» DO THIS: Determine how many lines of the data below contain "title", then give only that number.

» SUPPLIED DATA:
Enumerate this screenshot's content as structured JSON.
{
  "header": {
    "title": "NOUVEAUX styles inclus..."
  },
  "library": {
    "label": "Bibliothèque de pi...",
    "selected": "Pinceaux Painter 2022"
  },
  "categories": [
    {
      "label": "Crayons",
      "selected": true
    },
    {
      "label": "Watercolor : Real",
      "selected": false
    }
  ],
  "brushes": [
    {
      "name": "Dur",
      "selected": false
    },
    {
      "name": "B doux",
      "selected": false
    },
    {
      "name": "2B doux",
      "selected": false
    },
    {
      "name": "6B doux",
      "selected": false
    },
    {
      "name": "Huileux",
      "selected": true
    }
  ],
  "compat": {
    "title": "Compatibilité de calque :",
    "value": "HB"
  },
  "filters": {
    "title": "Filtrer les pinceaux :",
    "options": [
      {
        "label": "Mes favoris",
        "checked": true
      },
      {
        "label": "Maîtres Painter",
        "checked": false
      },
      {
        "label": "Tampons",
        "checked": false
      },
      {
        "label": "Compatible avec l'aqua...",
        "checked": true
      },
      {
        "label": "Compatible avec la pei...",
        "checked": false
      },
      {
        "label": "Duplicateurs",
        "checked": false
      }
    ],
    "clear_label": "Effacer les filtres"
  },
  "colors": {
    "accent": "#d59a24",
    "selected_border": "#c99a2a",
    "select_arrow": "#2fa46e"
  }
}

» COMPLETE OUTPUT: 3